● **Your instructions**: Leave the pictures out and transcribe every record exactly.
— BEGIN —
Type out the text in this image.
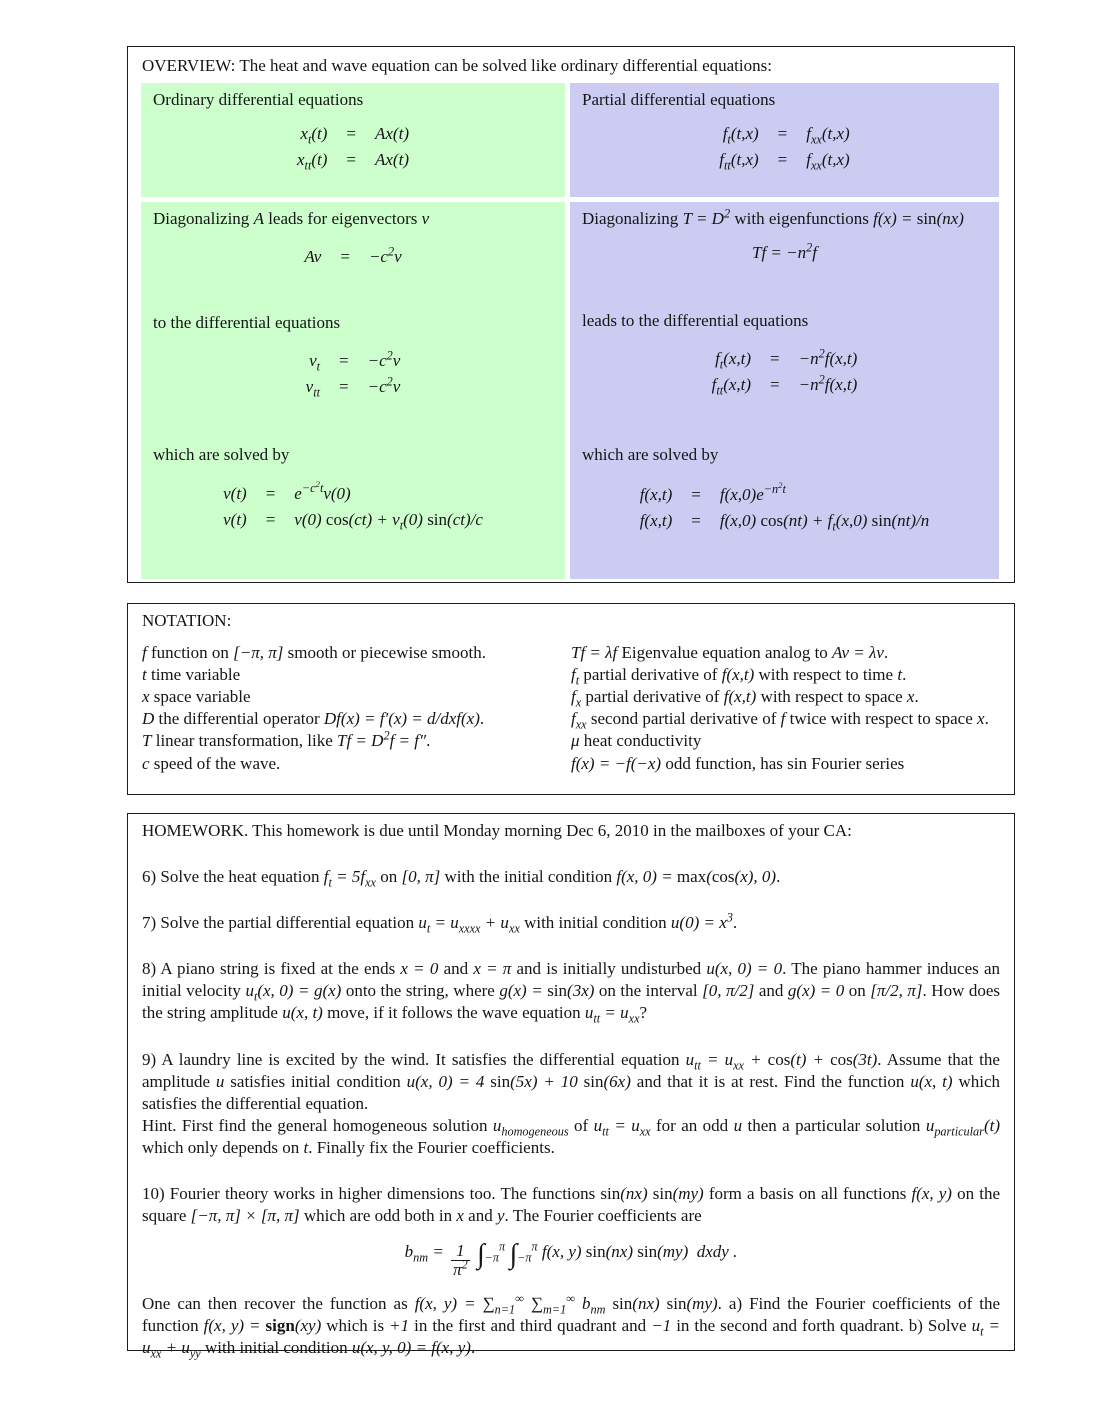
OVERVIEW: The heat and wave equation can be solved like ordinary differential equations:
Ordinary differential equations
$x_t(t)$	=	Ax(t)
$x_{tt}(t)$	=	Ax(t)
Partial differential equations
$f_t(t,x)$	=	$f_{xx}(t,x)$
$f_{tt}(t,x)$	=	$f_{xx}(t,x)$
Diagonalizing A leads for eigenvectors v⃗
Av	=	$-c^2v$
to the differential equations
$v_t$	=	$-c^2v$
$v_{tt}$	=	$-c^2v$
which are solved by
v(t)	=	$e^{-c^2t}v(0)$
v(t)	=	v(0) $\cos(ct) + v_t(0)$ sin(ct)/c
Diagonalizing $T = D^2$ with eigenfunctions f(x) = sin(nx)
$Tf = -n^2f$
leads to the differential equations
$f_t(x,t)$	=	$-n^2f(x,t)$
$f_{tt}(x,t)$	=	$-n^2f(x,t)$
which are solved by
f(x,t)	=	$f(x,0)e^{-n^2t}$
f(x,t)	=	f(x,0) $\cos(nt) + f_t(x,0)$ sin(nt)/n
NOTATION:
f function on [−π, π] smooth or piecewise smooth.
t time variable
x space variable
D the differential operator Df(x) = f′(x) = d/dxf(x).
T linear transformation, like $Tf = D^2f = f''$.
c speed of the wave.
Tf = λf Eigenvalue equation analog to Av = λv.
$f_t$ partial derivative of f(x,t) with respect to time t.
$f_x$ partial derivative of f(x,t) with respect to space x.
$f_{xx}$ second partial derivative of f twice with respect to space x.
μ heat conductivity
f(x) = −f(−x) odd function, has sin Fourier series
HOMEWORK. This homework is due until Monday morning Dec 6, 2010 in the mailboxes of your CA:
6) Solve the heat equation $f_t = 5f_{xx}$ on [0, π] with the initial condition f(x, 0) = max(cos(x), 0).
7) Solve the partial differential equation $u_t = u_{xxxx} + u_{xx}$ with initial condition $u(0) = x^3$.
8) A piano string is fixed at the ends x = 0 and x = π and is initially undisturbed u(x, 0) = 0. The piano hammer induces an initial velocity $u_t(x$, 0) = g(x) onto the string, where g(x) = sin(3x) on the interval [0, π/2] and g(x) = 0 on [π/2, π]. How does the string amplitude u(x, t) move, if it follows the wave equation $u_{tt} = u_{xx}$?
9) A laundry line is excited by the wind. It satisfies the differential equation $u_{tt} = u_{xx} + \cos(t) + \cos(3t)$. Assume that the amplitude u satisfies initial condition u(x, 0) = 4 sin(5x) + 10 sin(6x) and that it is at rest. Find the function u(x, t) which satisfies the differential equation.
Hint. First find the general homogeneous solution $u_{homogeneous}$ of $u_{tt} = u_{xx}$ for an odd u then a particular solution $u_{particular}(t)$ which only depends on t. Finally fix the Fourier coefficients.
10) Fourier theory works in higher dimensions too. The functions sin(nx) sin(my) form a basis on all functions f(x, y) on the square [−π, π] × [π, π] which are odd both in x and y. The Fourier coefficients are
$b_{nm} = \frac{1}{\pi^2} \int_{-\pi}^\pi$ $\int_{-\pi}^\pi$ f(x, y) sin(nx) sin(my) dxdy .
One can then recover the function as f(x, $y) = \sum_{n=1}^\infty$ $\sum_{m=1}^\infty$ $b_{nm}$ sin(nx) sin(my). a) Find the Fourier coefficients of the function f(x, y) = sign(xy) which is +1 in the first and third quadrant and −1 in the second and forth quadrant. b) Solve $u_t = u_{xx} + u_{yy}$ with initial condition u(x, y, 0) = f(x, y).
— END —
● **Written reply**:
Type out the text in this image.
OVERVIEW: The heat and wave equation can be solved like ordinary differential equations:
Ordinary differential equations
$x_t(t)$	=	Ax(t)
$x_{tt}(t)$	=	Ax(t)
Partial differential equations
$f_t(t,x)$	=	$f_{xx}(t,x)$
$f_{tt}(t,x)$	=	$f_{xx}(t,x)$
Diagonalizing A leads for eigenvectors v⃗
Av	=	$-c^2v$
to the differential equations
$v_t$	=	$-c^2v$
$v_{tt}$	=	$-c^2v$
which are solved by
v(t)	=	$e^{-c^2t}v(0)$
v(t)	=	v(0) $\cos(ct) + v_t(0)$ sin(ct)/c
Diagonalizing $T = D^2$ with eigenfunctions f(x) = sin(nx)
$Tf = -n^2f$
leads to the differential equations
$f_t(x,t)$	=	$-n^2f(x,t)$
$f_{tt}(x,t)$	=	$-n^2f(x,t)$
which are solved by
f(x,t)	=	$f(x,0)e^{-n^2t}$
f(x,t)	=	f(x,0) $\cos(nt) + f_t(x,0)$ sin(nt)/n
NOTATION:
f function on [−π, π] smooth or piecewise smooth.
t time variable
x space variable
D the differential operator Df(x) = f′(x) = d/dxf(x).
T linear transformation, like $Tf = D^2f = f''$.
c speed of the wave.
Tf = λf Eigenvalue equation analog to Av = λv.
$f_t$ partial derivative of f(x,t) with respect to time t.
$f_x$ partial derivative of f(x,t) with respect to space x.
$f_{xx}$ second partial derivative of f twice with respect to space x.
μ heat conductivity
f(x) = −f(−x) odd function, has sin Fourier series
HOMEWORK. This homework is due until Monday morning Dec 6, 2010 in the mailboxes of your CA:
6) Solve the heat equation $f_t = 5f_{xx}$ on [0, π] with the initial condition f(x, 0) = max(cos(x), 0).
7) Solve the partial differential equation $u_t = u_{xxxx} + u_{xx}$ with initial condition $u(0) = x^3$.
8) A piano string is fixed at the ends x = 0 and x = π and is initially undisturbed u(x, 0) = 0. The piano hammer induces an initial velocity $u_t(x$, 0) = g(x) onto the string, where g(x) = sin(3x) on the interval [0, π/2] and g(x) = 0 on [π/2, π]. How does the string amplitude u(x, t) move, if it follows the wave equation $u_{tt} = u_{xx}$?
9) A laundry line is excited by the wind. It satisfies the differential equation $u_{tt} = u_{xx} + \cos(t) + \cos(3t)$. Assume that the amplitude u satisfies initial condition u(x, 0) = 4 sin(5x) + 10 sin(6x) and that it is at rest. Find the function u(x, t) which satisfies the differential equation.
Hint. First find the general homogeneous solution $u_{homogeneous}$ of $u_{tt} = u_{xx}$ for an odd u then a particular solution $u_{particular}(t)$ which only depends on t. Finally fix the Fourier coefficients.
10) Fourier theory works in higher dimensions too. The functions sin(nx) sin(my) form a basis on all functions f(x, y) on the square [−π, π] × [π, π] which are odd both in x and y. The Fourier coefficients are
$b_{nm} = \frac{1}{\pi^2} \int_{-\pi}^\pi$ $\int_{-\pi}^\pi$ f(x, y) sin(nx) sin(my) dxdy .
One can then recover the function as f(x, $y) = \sum_{n=1}^\infty$ $\sum_{m=1}^\infty$ $b_{nm}$ sin(nx) sin(my). a) Find the Fourier coefficients of the function f(x, y) = sign(xy) which is +1 in the first and third quadrant and −1 in the second and forth quadrant. b) Solve $u_t = u_{xx} + u_{yy}$ with initial condition u(x, y, 0) = f(x, y).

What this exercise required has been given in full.